Records to process:
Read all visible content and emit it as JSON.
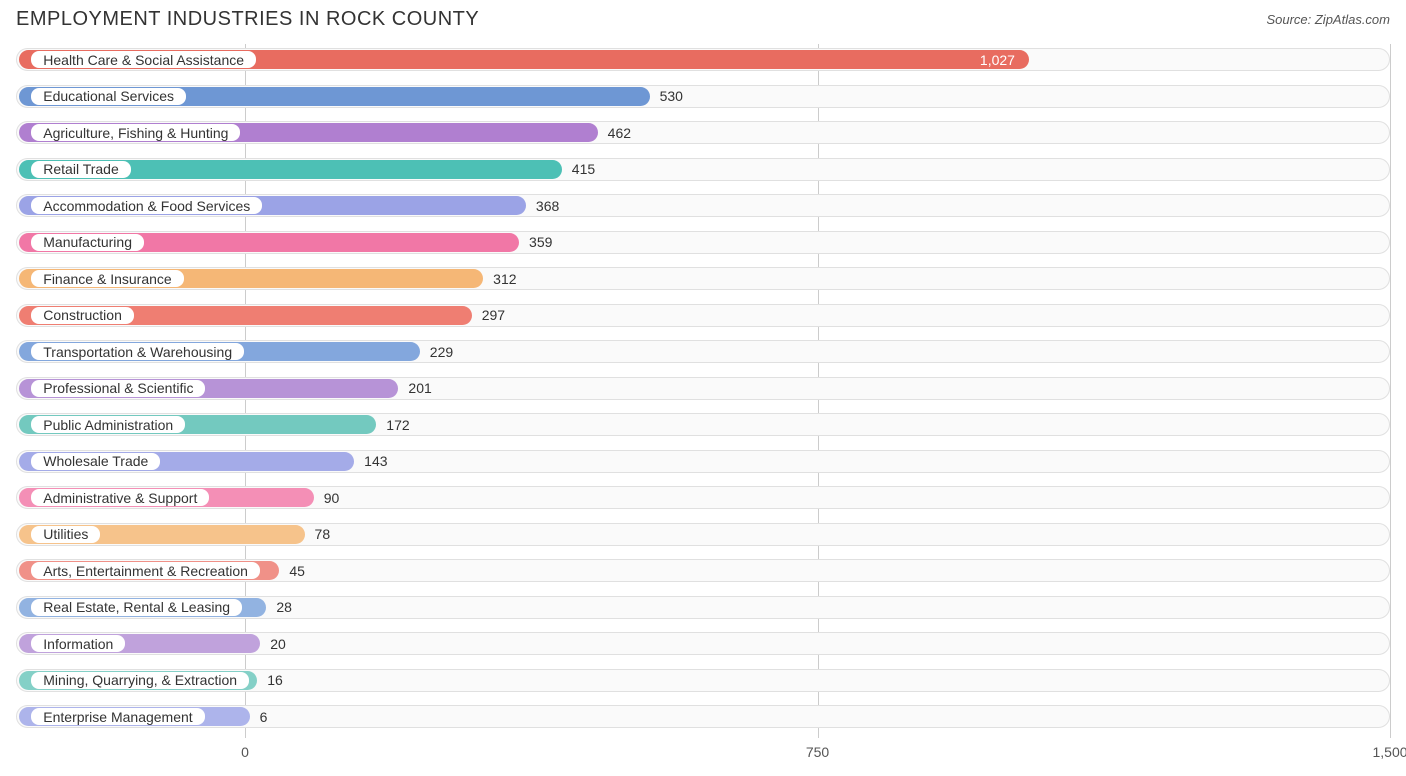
{
  "title": "EMPLOYMENT INDUSTRIES IN ROCK COUNTY",
  "source_label": "Source: ",
  "source_name": "ZipAtlas.com",
  "chart": {
    "type": "bar-horizontal",
    "xlim": [
      -300,
      1500
    ],
    "xticks": [
      {
        "value": 0,
        "label": "0"
      },
      {
        "value": 750,
        "label": "750"
      },
      {
        "value": 1500,
        "label": "1,500"
      }
    ],
    "bar_start_x": -300,
    "label_start_x": -280,
    "grid_color": "#cccccc",
    "track_bg": "#fafafa",
    "track_border": "#e0e0e0",
    "bg": "#ffffff",
    "title_color": "#333333",
    "title_fontsize": 20,
    "label_fontsize": 14,
    "value_fontsize": 14,
    "rows": [
      {
        "label": "Health Care & Social Assistance",
        "value": 1027,
        "value_text": "1,027",
        "color": "#e86c60",
        "value_inside": true
      },
      {
        "label": "Educational Services",
        "value": 530,
        "value_text": "530",
        "color": "#6e97d4",
        "value_inside": false
      },
      {
        "label": "Agriculture, Fishing & Hunting",
        "value": 462,
        "value_text": "462",
        "color": "#b07fd0",
        "value_inside": false
      },
      {
        "label": "Retail Trade",
        "value": 415,
        "value_text": "415",
        "color": "#4dc0b5",
        "value_inside": false
      },
      {
        "label": "Accommodation & Food Services",
        "value": 368,
        "value_text": "368",
        "color": "#9ba3e6",
        "value_inside": false
      },
      {
        "label": "Manufacturing",
        "value": 359,
        "value_text": "359",
        "color": "#f177a6",
        "value_inside": false
      },
      {
        "label": "Finance & Insurance",
        "value": 312,
        "value_text": "312",
        "color": "#f5b776",
        "value_inside": false
      },
      {
        "label": "Construction",
        "value": 297,
        "value_text": "297",
        "color": "#ef7e72",
        "value_inside": false
      },
      {
        "label": "Transportation & Warehousing",
        "value": 229,
        "value_text": "229",
        "color": "#83a7dd",
        "value_inside": false
      },
      {
        "label": "Professional & Scientific",
        "value": 201,
        "value_text": "201",
        "color": "#b793d7",
        "value_inside": false
      },
      {
        "label": "Public Administration",
        "value": 172,
        "value_text": "172",
        "color": "#73c9bf",
        "value_inside": false
      },
      {
        "label": "Wholesale Trade",
        "value": 143,
        "value_text": "143",
        "color": "#a4abe8",
        "value_inside": false
      },
      {
        "label": "Administrative & Support",
        "value": 90,
        "value_text": "90",
        "color": "#f48fb6",
        "value_inside": false
      },
      {
        "label": "Utilities",
        "value": 78,
        "value_text": "78",
        "color": "#f6c38b",
        "value_inside": false
      },
      {
        "label": "Arts, Entertainment & Recreation",
        "value": 45,
        "value_text": "45",
        "color": "#f09188",
        "value_inside": false
      },
      {
        "label": "Real Estate, Rental & Leasing",
        "value": 28,
        "value_text": "28",
        "color": "#92b3e1",
        "value_inside": false
      },
      {
        "label": "Information",
        "value": 20,
        "value_text": "20",
        "color": "#c0a2dc",
        "value_inside": false
      },
      {
        "label": "Mining, Quarrying, & Extraction",
        "value": 16,
        "value_text": "16",
        "color": "#84d0c7",
        "value_inside": false
      },
      {
        "label": "Enterprise Management",
        "value": 6,
        "value_text": "6",
        "color": "#adb4eb",
        "value_inside": false
      }
    ]
  }
}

Written request:
Write out the full set of lines verbatim, without the pictures.

Solution for this problem:
Read all visible content and emit it as JSON.
{
  "title": "EMPLOYMENT INDUSTRIES IN ROCK COUNTY",
  "source_label": "Source: ",
  "source_name": "ZipAtlas.com",
  "chart": {
    "type": "bar-horizontal",
    "xlim": [
      -300,
      1500
    ],
    "xticks": [
      {
        "value": 0,
        "label": "0"
      },
      {
        "value": 750,
        "label": "750"
      },
      {
        "value": 1500,
        "label": "1,500"
      }
    ],
    "bar_start_x": -300,
    "label_start_x": -280,
    "grid_color": "#cccccc",
    "track_bg": "#fafafa",
    "track_border": "#e0e0e0",
    "bg": "#ffffff",
    "title_color": "#333333",
    "title_fontsize": 20,
    "label_fontsize": 14,
    "value_fontsize": 14,
    "rows": [
      {
        "label": "Health Care & Social Assistance",
        "value": 1027,
        "value_text": "1,027",
        "color": "#e86c60",
        "value_inside": true
      },
      {
        "label": "Educational Services",
        "value": 530,
        "value_text": "530",
        "color": "#6e97d4",
        "value_inside": false
      },
      {
        "label": "Agriculture, Fishing & Hunting",
        "value": 462,
        "value_text": "462",
        "color": "#b07fd0",
        "value_inside": false
      },
      {
        "label": "Retail Trade",
        "value": 415,
        "value_text": "415",
        "color": "#4dc0b5",
        "value_inside": false
      },
      {
        "label": "Accommodation & Food Services",
        "value": 368,
        "value_text": "368",
        "color": "#9ba3e6",
        "value_inside": false
      },
      {
        "label": "Manufacturing",
        "value": 359,
        "value_text": "359",
        "color": "#f177a6",
        "value_inside": false
      },
      {
        "label": "Finance & Insurance",
        "value": 312,
        "value_text": "312",
        "color": "#f5b776",
        "value_inside": false
      },
      {
        "label": "Construction",
        "value": 297,
        "value_text": "297",
        "color": "#ef7e72",
        "value_inside": false
      },
      {
        "label": "Transportation & Warehousing",
        "value": 229,
        "value_text": "229",
        "color": "#83a7dd",
        "value_inside": false
      },
      {
        "label": "Professional & Scientific",
        "value": 201,
        "value_text": "201",
        "color": "#b793d7",
        "value_inside": false
      },
      {
        "label": "Public Administration",
        "value": 172,
        "value_text": "172",
        "color": "#73c9bf",
        "value_inside": false
      },
      {
        "label": "Wholesale Trade",
        "value": 143,
        "value_text": "143",
        "color": "#a4abe8",
        "value_inside": false
      },
      {
        "label": "Administrative & Support",
        "value": 90,
        "value_text": "90",
        "color": "#f48fb6",
        "value_inside": false
      },
      {
        "label": "Utilities",
        "value": 78,
        "value_text": "78",
        "color": "#f6c38b",
        "value_inside": false
      },
      {
        "label": "Arts, Entertainment & Recreation",
        "value": 45,
        "value_text": "45",
        "color": "#f09188",
        "value_inside": false
      },
      {
        "label": "Real Estate, Rental & Leasing",
        "value": 28,
        "value_text": "28",
        "color": "#92b3e1",
        "value_inside": false
      },
      {
        "label": "Information",
        "value": 20,
        "value_text": "20",
        "color": "#c0a2dc",
        "value_inside": false
      },
      {
        "label": "Mining, Quarrying, & Extraction",
        "value": 16,
        "value_text": "16",
        "color": "#84d0c7",
        "value_inside": false
      },
      {
        "label": "Enterprise Management",
        "value": 6,
        "value_text": "6",
        "color": "#adb4eb",
        "value_inside": false
      }
    ]
  }
}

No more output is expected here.